Brief:
Print out the material that follows word for word.
## start Dataset content
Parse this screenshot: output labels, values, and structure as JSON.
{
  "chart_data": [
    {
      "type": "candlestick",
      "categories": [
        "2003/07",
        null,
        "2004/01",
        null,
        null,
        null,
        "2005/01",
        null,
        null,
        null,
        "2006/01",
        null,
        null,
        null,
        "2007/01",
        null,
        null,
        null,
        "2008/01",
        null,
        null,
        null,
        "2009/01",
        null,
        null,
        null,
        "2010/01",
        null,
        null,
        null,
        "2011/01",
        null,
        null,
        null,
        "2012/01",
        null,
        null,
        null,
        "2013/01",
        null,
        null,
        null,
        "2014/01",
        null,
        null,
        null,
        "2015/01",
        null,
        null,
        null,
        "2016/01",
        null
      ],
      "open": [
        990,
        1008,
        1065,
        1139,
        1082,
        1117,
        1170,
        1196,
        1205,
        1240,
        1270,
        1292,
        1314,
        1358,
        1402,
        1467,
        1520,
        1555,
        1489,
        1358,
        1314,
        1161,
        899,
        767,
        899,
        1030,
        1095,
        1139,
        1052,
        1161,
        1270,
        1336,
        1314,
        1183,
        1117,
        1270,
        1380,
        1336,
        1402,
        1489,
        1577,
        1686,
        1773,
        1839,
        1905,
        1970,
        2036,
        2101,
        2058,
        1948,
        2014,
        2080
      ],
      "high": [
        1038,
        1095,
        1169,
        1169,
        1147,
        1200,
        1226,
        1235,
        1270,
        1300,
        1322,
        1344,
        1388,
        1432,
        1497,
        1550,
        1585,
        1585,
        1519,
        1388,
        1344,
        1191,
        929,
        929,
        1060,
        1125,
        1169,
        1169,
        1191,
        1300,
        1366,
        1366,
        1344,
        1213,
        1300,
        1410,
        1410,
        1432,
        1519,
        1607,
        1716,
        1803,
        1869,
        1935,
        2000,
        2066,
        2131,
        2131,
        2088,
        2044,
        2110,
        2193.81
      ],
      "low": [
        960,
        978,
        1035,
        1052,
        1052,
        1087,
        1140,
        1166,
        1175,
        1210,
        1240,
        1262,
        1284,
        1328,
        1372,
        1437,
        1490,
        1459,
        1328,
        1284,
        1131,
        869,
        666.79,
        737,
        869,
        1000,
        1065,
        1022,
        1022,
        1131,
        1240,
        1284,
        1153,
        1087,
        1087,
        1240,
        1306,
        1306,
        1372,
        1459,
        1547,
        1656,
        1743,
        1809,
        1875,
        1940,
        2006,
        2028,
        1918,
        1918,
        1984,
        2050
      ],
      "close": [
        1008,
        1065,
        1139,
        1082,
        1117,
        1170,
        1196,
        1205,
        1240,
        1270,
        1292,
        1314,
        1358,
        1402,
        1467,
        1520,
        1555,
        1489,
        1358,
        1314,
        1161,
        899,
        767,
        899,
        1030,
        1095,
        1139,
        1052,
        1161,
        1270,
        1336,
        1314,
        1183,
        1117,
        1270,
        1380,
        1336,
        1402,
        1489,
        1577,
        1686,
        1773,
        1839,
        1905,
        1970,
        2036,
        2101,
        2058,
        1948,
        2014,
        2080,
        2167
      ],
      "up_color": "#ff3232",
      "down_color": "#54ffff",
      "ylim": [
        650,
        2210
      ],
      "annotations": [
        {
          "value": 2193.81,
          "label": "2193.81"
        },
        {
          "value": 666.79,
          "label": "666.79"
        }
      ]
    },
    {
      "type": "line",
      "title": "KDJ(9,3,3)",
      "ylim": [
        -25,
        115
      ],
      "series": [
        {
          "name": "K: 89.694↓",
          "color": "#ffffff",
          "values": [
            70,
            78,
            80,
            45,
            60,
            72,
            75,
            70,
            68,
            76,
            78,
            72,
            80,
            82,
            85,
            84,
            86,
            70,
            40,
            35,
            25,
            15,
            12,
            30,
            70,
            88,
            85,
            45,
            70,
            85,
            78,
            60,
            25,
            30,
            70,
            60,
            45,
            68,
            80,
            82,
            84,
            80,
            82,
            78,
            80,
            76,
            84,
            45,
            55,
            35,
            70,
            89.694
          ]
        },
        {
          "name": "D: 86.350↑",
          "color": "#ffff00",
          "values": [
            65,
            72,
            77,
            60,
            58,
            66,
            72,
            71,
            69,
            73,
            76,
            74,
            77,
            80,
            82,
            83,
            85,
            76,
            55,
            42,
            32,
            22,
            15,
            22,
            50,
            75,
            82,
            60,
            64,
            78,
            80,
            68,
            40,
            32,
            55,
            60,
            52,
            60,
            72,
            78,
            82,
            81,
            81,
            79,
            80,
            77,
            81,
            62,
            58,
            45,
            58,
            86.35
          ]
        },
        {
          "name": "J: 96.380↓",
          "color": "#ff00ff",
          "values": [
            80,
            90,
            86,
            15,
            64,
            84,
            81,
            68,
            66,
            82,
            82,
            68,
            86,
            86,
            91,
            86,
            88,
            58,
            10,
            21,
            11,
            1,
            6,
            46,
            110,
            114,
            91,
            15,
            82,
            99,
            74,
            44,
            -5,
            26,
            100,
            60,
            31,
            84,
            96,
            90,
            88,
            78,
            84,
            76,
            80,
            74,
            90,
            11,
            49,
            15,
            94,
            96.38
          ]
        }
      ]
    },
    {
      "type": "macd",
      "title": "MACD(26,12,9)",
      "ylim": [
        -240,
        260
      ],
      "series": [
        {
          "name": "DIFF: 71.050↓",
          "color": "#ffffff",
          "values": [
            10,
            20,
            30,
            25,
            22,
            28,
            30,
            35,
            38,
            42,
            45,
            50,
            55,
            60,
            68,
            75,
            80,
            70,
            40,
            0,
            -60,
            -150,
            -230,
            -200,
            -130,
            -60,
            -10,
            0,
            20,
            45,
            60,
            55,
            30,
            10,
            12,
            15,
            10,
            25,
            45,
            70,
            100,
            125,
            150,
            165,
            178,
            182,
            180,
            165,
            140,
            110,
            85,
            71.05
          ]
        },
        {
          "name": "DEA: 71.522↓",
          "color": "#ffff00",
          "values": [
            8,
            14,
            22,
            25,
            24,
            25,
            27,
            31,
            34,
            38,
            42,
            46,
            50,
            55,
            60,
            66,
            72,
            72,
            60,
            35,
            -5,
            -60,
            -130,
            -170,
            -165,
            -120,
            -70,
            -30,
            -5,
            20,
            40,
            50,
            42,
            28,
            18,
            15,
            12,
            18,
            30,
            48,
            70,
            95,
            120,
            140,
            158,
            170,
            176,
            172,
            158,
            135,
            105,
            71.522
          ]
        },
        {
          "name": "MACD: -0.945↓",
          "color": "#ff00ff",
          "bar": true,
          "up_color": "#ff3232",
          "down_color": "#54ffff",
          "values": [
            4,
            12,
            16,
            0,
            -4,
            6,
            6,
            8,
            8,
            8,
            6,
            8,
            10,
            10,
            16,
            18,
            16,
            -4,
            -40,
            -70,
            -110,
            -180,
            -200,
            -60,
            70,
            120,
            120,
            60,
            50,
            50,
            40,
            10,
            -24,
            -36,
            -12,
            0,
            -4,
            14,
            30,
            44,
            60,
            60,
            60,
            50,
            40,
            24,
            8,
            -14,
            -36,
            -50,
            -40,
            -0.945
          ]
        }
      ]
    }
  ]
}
## end Dataset content
Output of the task:
Parse this screenshot: output labels, values, and structure as JSON.
{
  "chart_data": [
    {
      "type": "candlestick",
      "categories": [
        "2003/07",
        null,
        "2004/01",
        null,
        null,
        null,
        "2005/01",
        null,
        null,
        null,
        "2006/01",
        null,
        null,
        null,
        "2007/01",
        null,
        null,
        null,
        "2008/01",
        null,
        null,
        null,
        "2009/01",
        null,
        null,
        null,
        "2010/01",
        null,
        null,
        null,
        "2011/01",
        null,
        null,
        null,
        "2012/01",
        null,
        null,
        null,
        "2013/01",
        null,
        null,
        null,
        "2014/01",
        null,
        null,
        null,
        "2015/01",
        null,
        null,
        null,
        "2016/01",
        null
      ],
      "open": [
        990,
        1008,
        1065,
        1139,
        1082,
        1117,
        1170,
        1196,
        1205,
        1240,
        1270,
        1292,
        1314,
        1358,
        1402,
        1467,
        1520,
        1555,
        1489,
        1358,
        1314,
        1161,
        899,
        767,
        899,
        1030,
        1095,
        1139,
        1052,
        1161,
        1270,
        1336,
        1314,
        1183,
        1117,
        1270,
        1380,
        1336,
        1402,
        1489,
        1577,
        1686,
        1773,
        1839,
        1905,
        1970,
        2036,
        2101,
        2058,
        1948,
        2014,
        2080
      ],
      "high": [
        1038,
        1095,
        1169,
        1169,
        1147,
        1200,
        1226,
        1235,
        1270,
        1300,
        1322,
        1344,
        1388,
        1432,
        1497,
        1550,
        1585,
        1585,
        1519,
        1388,
        1344,
        1191,
        929,
        929,
        1060,
        1125,
        1169,
        1169,
        1191,
        1300,
        1366,
        1366,
        1344,
        1213,
        1300,
        1410,
        1410,
        1432,
        1519,
        1607,
        1716,
        1803,
        1869,
        1935,
        2000,
        2066,
        2131,
        2131,
        2088,
        2044,
        2110,
        2193.81
      ],
      "low": [
        960,
        978,
        1035,
        1052,
        1052,
        1087,
        1140,
        1166,
        1175,
        1210,
        1240,
        1262,
        1284,
        1328,
        1372,
        1437,
        1490,
        1459,
        1328,
        1284,
        1131,
        869,
        666.79,
        737,
        869,
        1000,
        1065,
        1022,
        1022,
        1131,
        1240,
        1284,
        1153,
        1087,
        1087,
        1240,
        1306,
        1306,
        1372,
        1459,
        1547,
        1656,
        1743,
        1809,
        1875,
        1940,
        2006,
        2028,
        1918,
        1918,
        1984,
        2050
      ],
      "close": [
        1008,
        1065,
        1139,
        1082,
        1117,
        1170,
        1196,
        1205,
        1240,
        1270,
        1292,
        1314,
        1358,
        1402,
        1467,
        1520,
        1555,
        1489,
        1358,
        1314,
        1161,
        899,
        767,
        899,
        1030,
        1095,
        1139,
        1052,
        1161,
        1270,
        1336,
        1314,
        1183,
        1117,
        1270,
        1380,
        1336,
        1402,
        1489,
        1577,
        1686,
        1773,
        1839,
        1905,
        1970,
        2036,
        2101,
        2058,
        1948,
        2014,
        2080,
        2167
      ],
      "up_color": "#ff3232",
      "down_color": "#54ffff",
      "ylim": [
        650,
        2210
      ],
      "annotations": [
        {
          "value": 2193.81,
          "label": "2193.81"
        },
        {
          "value": 666.79,
          "label": "666.79"
        }
      ]
    },
    {
      "type": "line",
      "title": "KDJ(9,3,3)",
      "ylim": [
        -25,
        115
      ],
      "series": [
        {
          "name": "K: 89.694↓",
          "color": "#ffffff",
          "values": [
            70,
            78,
            80,
            45,
            60,
            72,
            75,
            70,
            68,
            76,
            78,
            72,
            80,
            82,
            85,
            84,
            86,
            70,
            40,
            35,
            25,
            15,
            12,
            30,
            70,
            88,
            85,
            45,
            70,
            85,
            78,
            60,
            25,
            30,
            70,
            60,
            45,
            68,
            80,
            82,
            84,
            80,
            82,
            78,
            80,
            76,
            84,
            45,
            55,
            35,
            70,
            89.694
          ]
        },
        {
          "name": "D: 86.350↑",
          "color": "#ffff00",
          "values": [
            65,
            72,
            77,
            60,
            58,
            66,
            72,
            71,
            69,
            73,
            76,
            74,
            77,
            80,
            82,
            83,
            85,
            76,
            55,
            42,
            32,
            22,
            15,
            22,
            50,
            75,
            82,
            60,
            64,
            78,
            80,
            68,
            40,
            32,
            55,
            60,
            52,
            60,
            72,
            78,
            82,
            81,
            81,
            79,
            80,
            77,
            81,
            62,
            58,
            45,
            58,
            86.35
          ]
        },
        {
          "name": "J: 96.380↓",
          "color": "#ff00ff",
          "values": [
            80,
            90,
            86,
            15,
            64,
            84,
            81,
            68,
            66,
            82,
            82,
            68,
            86,
            86,
            91,
            86,
            88,
            58,
            10,
            21,
            11,
            1,
            6,
            46,
            110,
            114,
            91,
            15,
            82,
            99,
            74,
            44,
            -5,
            26,
            100,
            60,
            31,
            84,
            96,
            90,
            88,
            78,
            84,
            76,
            80,
            74,
            90,
            11,
            49,
            15,
            94,
            96.38
          ]
        }
      ]
    },
    {
      "type": "macd",
      "title": "MACD(26,12,9)",
      "ylim": [
        -240,
        260
      ],
      "series": [
        {
          "name": "DIFF: 71.050↓",
          "color": "#ffffff",
          "values": [
            10,
            20,
            30,
            25,
            22,
            28,
            30,
            35,
            38,
            42,
            45,
            50,
            55,
            60,
            68,
            75,
            80,
            70,
            40,
            0,
            -60,
            -150,
            -230,
            -200,
            -130,
            -60,
            -10,
            0,
            20,
            45,
            60,
            55,
            30,
            10,
            12,
            15,
            10,
            25,
            45,
            70,
            100,
            125,
            150,
            165,
            178,
            182,
            180,
            165,
            140,
            110,
            85,
            71.05
          ]
        },
        {
          "name": "DEA: 71.522↓",
          "color": "#ffff00",
          "values": [
            8,
            14,
            22,
            25,
            24,
            25,
            27,
            31,
            34,
            38,
            42,
            46,
            50,
            55,
            60,
            66,
            72,
            72,
            60,
            35,
            -5,
            -60,
            -130,
            -170,
            -165,
            -120,
            -70,
            -30,
            -5,
            20,
            40,
            50,
            42,
            28,
            18,
            15,
            12,
            18,
            30,
            48,
            70,
            95,
            120,
            140,
            158,
            170,
            176,
            172,
            158,
            135,
            105,
            71.522
          ]
        },
        {
          "name": "MACD: -0.945↓",
          "color": "#ff00ff",
          "bar": true,
          "up_color": "#ff3232",
          "down_color": "#54ffff",
          "values": [
            4,
            12,
            16,
            0,
            -4,
            6,
            6,
            8,
            8,
            8,
            6,
            8,
            10,
            10,
            16,
            18,
            16,
            -4,
            -40,
            -70,
            -110,
            -180,
            -200,
            -60,
            70,
            120,
            120,
            60,
            50,
            50,
            40,
            10,
            -24,
            -36,
            -12,
            0,
            -4,
            14,
            30,
            44,
            60,
            60,
            60,
            50,
            40,
            24,
            8,
            -14,
            -36,
            -50,
            -40,
            -0.945
          ]
        }
      ]
    }
  ]
}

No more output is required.